Your objective:
Copy out each line that has "content" in it.

--- Start ---

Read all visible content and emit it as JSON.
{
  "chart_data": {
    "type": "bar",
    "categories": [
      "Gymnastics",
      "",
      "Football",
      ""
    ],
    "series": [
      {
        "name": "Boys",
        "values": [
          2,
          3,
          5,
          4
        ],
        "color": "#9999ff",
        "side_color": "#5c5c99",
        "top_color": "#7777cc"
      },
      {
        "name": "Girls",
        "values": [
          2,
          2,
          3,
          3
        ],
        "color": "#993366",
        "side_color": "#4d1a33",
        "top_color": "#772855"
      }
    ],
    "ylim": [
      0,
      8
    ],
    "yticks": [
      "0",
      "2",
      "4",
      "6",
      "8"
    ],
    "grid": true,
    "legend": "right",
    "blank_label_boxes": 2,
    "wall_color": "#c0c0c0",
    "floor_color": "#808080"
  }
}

--- End ---
--- Start ---

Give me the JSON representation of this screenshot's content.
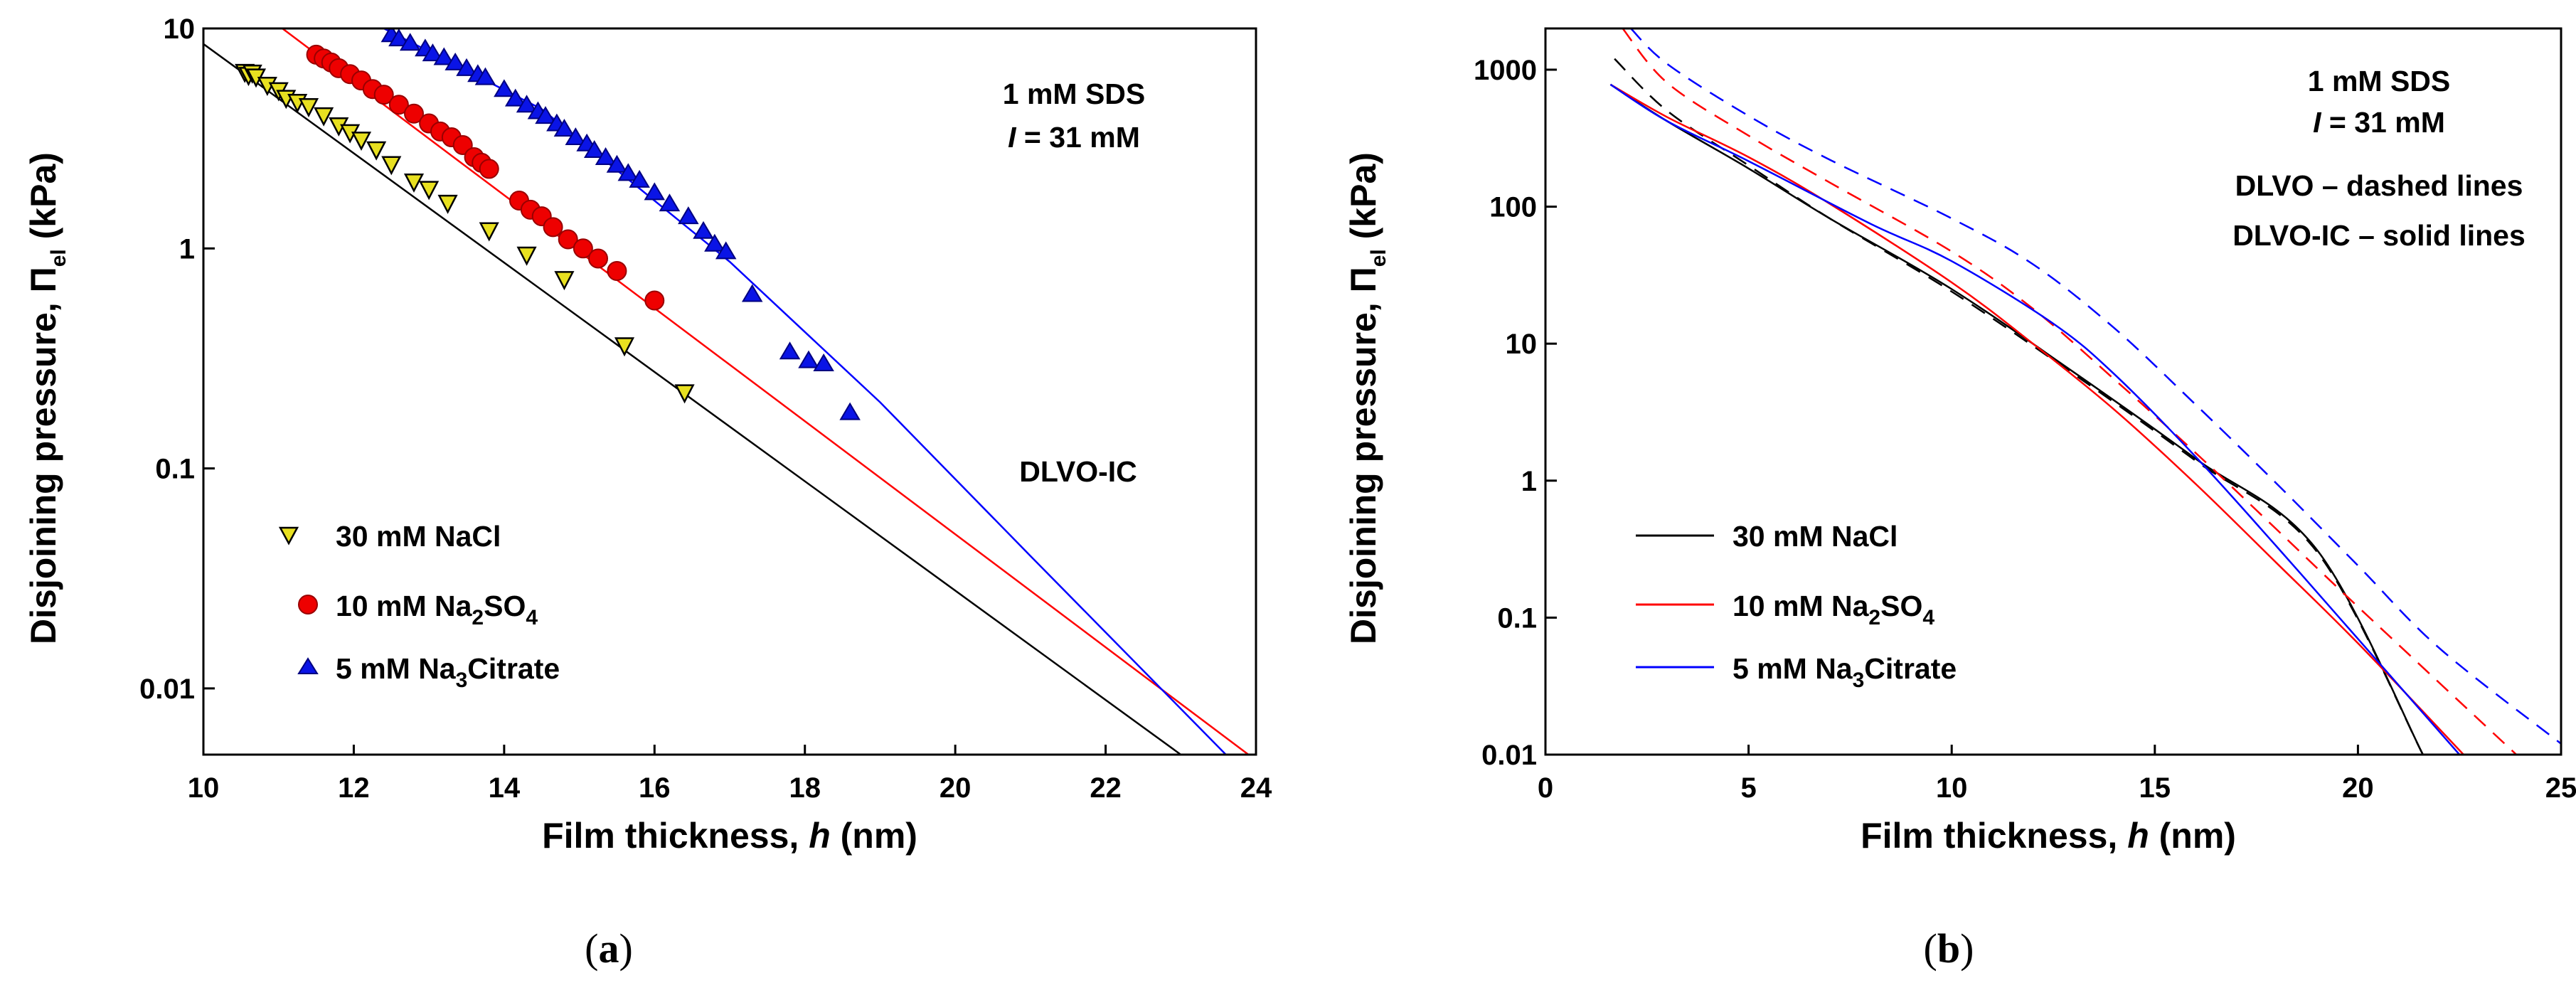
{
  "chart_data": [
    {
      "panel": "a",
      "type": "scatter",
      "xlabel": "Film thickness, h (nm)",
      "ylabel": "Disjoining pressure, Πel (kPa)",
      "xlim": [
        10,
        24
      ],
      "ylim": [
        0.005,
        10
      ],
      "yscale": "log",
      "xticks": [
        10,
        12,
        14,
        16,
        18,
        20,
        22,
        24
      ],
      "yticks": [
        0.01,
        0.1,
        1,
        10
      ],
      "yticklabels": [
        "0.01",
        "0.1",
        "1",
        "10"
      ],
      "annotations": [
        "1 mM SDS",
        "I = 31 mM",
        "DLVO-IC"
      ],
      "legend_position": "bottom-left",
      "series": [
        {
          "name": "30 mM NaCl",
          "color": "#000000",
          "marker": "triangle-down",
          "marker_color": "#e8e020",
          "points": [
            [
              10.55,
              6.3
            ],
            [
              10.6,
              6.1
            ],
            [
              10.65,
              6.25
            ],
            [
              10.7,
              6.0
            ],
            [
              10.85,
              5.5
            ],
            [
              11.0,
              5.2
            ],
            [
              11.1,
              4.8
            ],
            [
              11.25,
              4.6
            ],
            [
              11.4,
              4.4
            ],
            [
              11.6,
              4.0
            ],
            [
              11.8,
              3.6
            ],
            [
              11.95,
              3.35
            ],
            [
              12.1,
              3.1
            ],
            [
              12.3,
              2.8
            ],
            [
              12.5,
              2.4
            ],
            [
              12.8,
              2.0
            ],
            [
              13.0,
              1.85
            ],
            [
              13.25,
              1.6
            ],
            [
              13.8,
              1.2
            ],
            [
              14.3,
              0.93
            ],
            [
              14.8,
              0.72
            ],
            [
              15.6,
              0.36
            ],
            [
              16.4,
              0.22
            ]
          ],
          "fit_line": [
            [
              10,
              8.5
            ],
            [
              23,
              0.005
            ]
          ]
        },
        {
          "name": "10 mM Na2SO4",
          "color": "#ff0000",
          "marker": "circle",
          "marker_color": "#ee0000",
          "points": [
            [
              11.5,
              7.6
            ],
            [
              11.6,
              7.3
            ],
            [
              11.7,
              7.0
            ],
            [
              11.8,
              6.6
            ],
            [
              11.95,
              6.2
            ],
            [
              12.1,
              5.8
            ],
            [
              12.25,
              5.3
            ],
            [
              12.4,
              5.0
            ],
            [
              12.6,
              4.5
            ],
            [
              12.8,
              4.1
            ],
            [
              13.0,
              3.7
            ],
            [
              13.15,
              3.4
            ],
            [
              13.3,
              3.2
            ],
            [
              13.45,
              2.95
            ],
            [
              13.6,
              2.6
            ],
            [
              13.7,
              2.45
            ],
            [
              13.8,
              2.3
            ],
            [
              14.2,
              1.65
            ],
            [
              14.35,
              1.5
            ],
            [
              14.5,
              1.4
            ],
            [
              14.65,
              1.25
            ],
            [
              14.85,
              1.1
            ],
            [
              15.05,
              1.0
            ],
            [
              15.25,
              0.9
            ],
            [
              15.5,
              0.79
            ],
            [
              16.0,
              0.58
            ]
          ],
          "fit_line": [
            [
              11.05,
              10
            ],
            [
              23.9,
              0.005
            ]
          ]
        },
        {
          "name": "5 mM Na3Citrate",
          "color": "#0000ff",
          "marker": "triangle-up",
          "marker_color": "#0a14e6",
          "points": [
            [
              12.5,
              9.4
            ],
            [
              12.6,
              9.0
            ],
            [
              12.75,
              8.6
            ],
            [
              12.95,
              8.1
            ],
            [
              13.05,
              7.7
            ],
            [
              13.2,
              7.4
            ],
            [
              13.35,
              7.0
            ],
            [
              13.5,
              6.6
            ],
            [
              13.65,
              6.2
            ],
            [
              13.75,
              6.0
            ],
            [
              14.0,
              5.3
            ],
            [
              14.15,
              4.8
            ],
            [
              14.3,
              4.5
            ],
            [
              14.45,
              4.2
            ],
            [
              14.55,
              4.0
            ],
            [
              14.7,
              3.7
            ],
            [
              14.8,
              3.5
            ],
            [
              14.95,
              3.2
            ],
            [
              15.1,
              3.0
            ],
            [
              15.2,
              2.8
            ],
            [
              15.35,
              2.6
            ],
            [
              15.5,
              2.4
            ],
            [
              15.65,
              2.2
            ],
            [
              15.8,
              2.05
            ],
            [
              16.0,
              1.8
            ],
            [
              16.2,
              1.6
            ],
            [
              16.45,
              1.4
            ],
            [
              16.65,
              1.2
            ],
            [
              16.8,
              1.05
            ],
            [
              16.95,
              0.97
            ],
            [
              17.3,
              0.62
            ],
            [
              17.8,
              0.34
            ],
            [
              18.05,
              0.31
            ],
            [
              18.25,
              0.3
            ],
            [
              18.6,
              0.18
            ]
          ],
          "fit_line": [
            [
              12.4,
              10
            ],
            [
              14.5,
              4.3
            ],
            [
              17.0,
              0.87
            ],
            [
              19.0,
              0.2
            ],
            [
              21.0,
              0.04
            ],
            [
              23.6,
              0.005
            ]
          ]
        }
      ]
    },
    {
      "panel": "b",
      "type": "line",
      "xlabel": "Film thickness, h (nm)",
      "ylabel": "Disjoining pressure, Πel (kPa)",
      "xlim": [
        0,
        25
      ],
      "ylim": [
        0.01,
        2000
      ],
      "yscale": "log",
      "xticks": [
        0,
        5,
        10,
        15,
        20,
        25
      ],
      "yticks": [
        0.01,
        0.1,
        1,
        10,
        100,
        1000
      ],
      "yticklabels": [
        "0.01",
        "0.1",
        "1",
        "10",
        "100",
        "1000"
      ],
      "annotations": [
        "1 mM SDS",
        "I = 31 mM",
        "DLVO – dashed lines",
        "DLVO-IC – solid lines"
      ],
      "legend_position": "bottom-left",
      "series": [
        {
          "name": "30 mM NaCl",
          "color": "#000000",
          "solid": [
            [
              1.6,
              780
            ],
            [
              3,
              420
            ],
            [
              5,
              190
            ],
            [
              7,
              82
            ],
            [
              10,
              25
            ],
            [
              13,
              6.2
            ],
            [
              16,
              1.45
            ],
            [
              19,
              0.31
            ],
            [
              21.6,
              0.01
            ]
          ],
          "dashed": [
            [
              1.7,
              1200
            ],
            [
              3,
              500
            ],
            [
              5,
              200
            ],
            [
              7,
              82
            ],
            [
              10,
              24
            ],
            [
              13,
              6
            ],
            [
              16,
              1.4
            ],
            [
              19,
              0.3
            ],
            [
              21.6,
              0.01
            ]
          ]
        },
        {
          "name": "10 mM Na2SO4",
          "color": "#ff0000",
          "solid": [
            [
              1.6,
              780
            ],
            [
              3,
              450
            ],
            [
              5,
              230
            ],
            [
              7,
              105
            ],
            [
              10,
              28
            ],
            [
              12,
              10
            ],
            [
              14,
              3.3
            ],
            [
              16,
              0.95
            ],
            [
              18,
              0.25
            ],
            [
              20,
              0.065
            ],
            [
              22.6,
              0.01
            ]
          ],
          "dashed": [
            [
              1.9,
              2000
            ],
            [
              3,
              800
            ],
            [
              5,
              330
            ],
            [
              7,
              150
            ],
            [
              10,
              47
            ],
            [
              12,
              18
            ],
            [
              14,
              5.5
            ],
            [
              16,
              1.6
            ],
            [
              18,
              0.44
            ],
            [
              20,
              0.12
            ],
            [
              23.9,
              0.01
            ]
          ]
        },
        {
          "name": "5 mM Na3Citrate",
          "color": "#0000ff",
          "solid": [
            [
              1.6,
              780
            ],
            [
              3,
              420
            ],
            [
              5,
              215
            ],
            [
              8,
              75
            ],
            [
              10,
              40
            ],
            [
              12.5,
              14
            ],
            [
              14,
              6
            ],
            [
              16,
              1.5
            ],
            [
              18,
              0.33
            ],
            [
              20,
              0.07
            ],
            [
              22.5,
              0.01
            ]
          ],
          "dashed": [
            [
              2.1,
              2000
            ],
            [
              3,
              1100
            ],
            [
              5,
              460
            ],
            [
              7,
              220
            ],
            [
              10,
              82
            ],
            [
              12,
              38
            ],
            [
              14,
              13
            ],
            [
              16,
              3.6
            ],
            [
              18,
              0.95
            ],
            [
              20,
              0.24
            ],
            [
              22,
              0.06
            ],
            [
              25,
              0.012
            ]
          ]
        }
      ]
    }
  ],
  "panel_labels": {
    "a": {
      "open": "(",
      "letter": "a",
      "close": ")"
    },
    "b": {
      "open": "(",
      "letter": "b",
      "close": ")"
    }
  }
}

--- End ---

Exercise result:
Read all visible content and emit it as JSON.
Give me the JSON representation of this screenshot's content.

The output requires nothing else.